(Figure contents as structured data)
□ □ □ □ □

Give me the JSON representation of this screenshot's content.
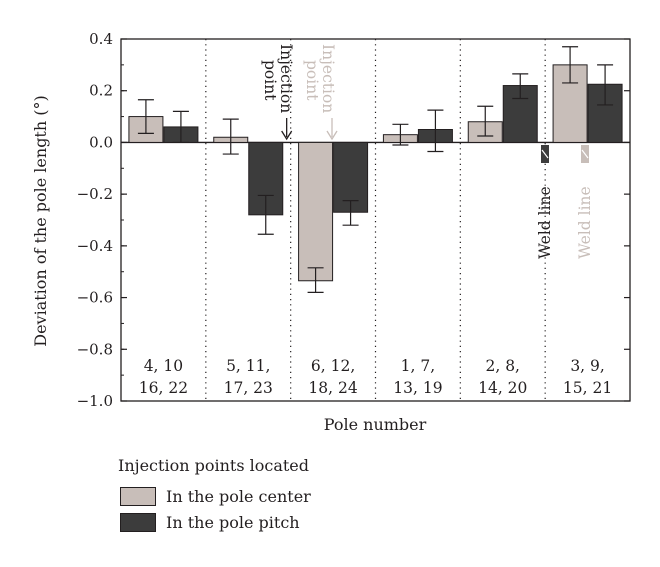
{
  "chart_data": {
    "type": "bar",
    "ylabel": "Deviation of the pole length (°)",
    "xlabel": "Pole number",
    "ylim": [
      -1.0,
      0.4
    ],
    "yticks": [
      "0.4",
      "0.2",
      "0.0",
      "−0.2",
      "−0.4",
      "−0.6",
      "−0.8",
      "−1.0"
    ],
    "ytick_values": [
      0.4,
      0.2,
      0.0,
      -0.2,
      -0.4,
      -0.6,
      -0.8,
      -1.0
    ],
    "categories": [
      [
        "4, 10",
        "16, 22"
      ],
      [
        "5, 11,",
        "17, 23"
      ],
      [
        "6, 12,",
        "18, 24"
      ],
      [
        "1, 7,",
        "13, 19"
      ],
      [
        "2, 8,",
        "14, 20"
      ],
      [
        "3, 9,",
        "15, 21"
      ]
    ],
    "series": [
      {
        "name": "In the pole center",
        "color": "#c8beb9",
        "values": [
          0.1,
          0.02,
          -0.535,
          0.03,
          0.08,
          0.3
        ],
        "error_low": [
          0.035,
          -0.045,
          -0.58,
          -0.01,
          0.025,
          0.23
        ],
        "error_high": [
          0.165,
          0.09,
          -0.485,
          0.07,
          0.14,
          0.37
        ]
      },
      {
        "name": "In the pole pitch",
        "color": "#3c3c3c",
        "values": [
          0.06,
          -0.28,
          -0.27,
          0.05,
          0.22,
          0.225
        ],
        "error_low": [
          0.0,
          -0.355,
          -0.32,
          -0.035,
          0.17,
          0.145
        ],
        "error_high": [
          0.12,
          -0.205,
          -0.225,
          0.125,
          0.265,
          0.3
        ]
      }
    ],
    "annotations": {
      "injection_dark": [
        "Injection",
        "point"
      ],
      "injection_light": [
        "Injection",
        "point"
      ],
      "weld_dark": "Weld line",
      "weld_light": "Weld line"
    },
    "grid": false,
    "group_separators": "dotted",
    "legend": {
      "title": "Injection points located",
      "position": "bottom-left"
    }
  }
}
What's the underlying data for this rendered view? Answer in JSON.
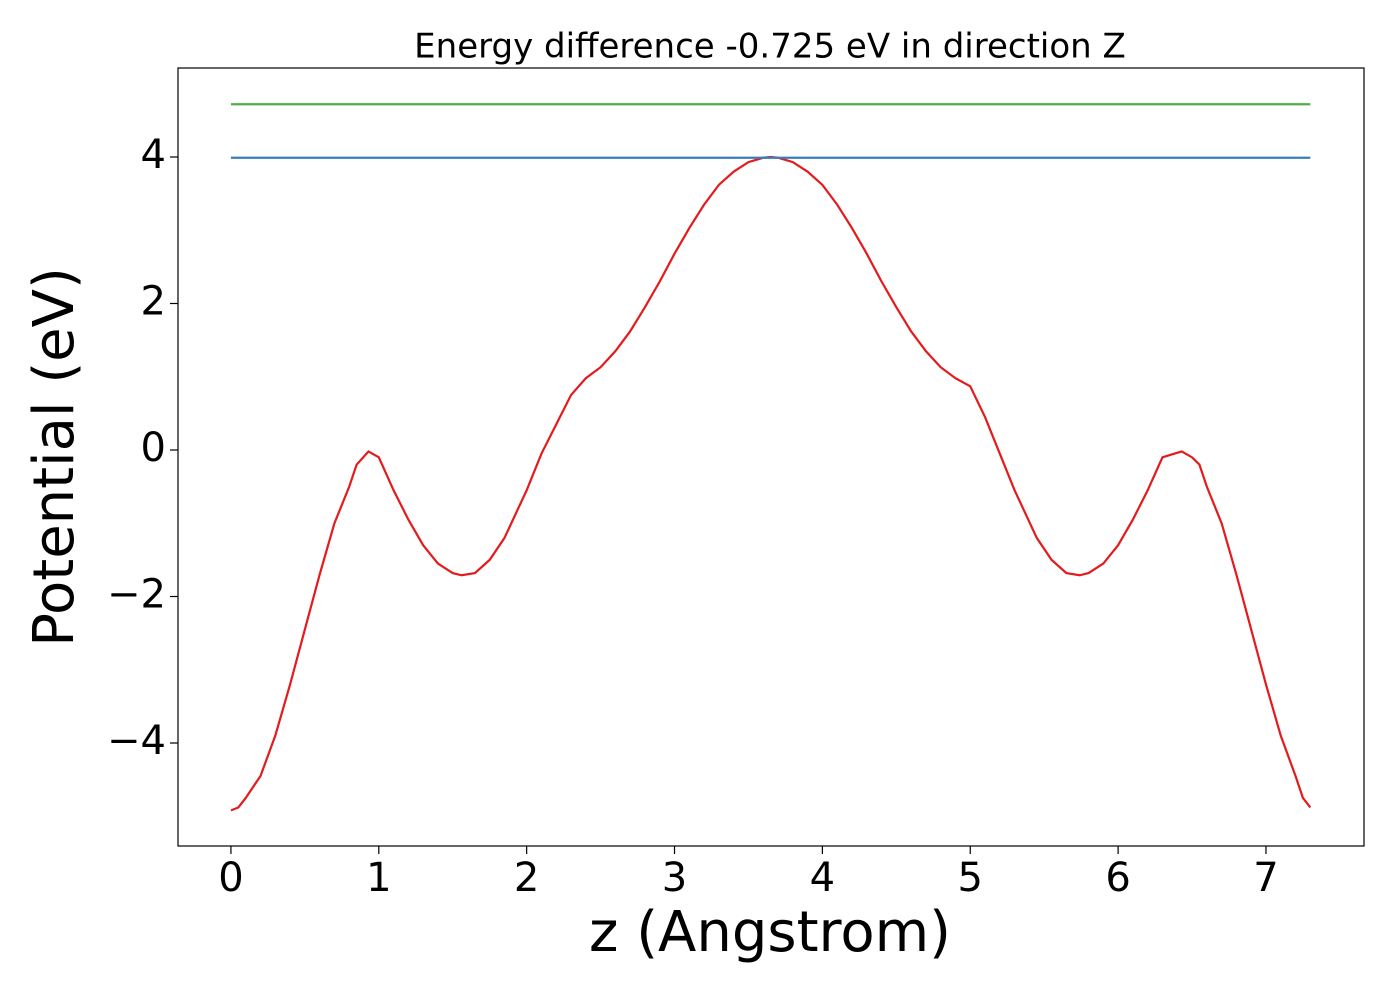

□ □ □ □ □

Description of the task:
Read through the entries and copy every line that includes "JSON".

Task response:
Give me the JSON representation of this screenshot's content.
What's the underlying data for this rendered view? Answer in JSON.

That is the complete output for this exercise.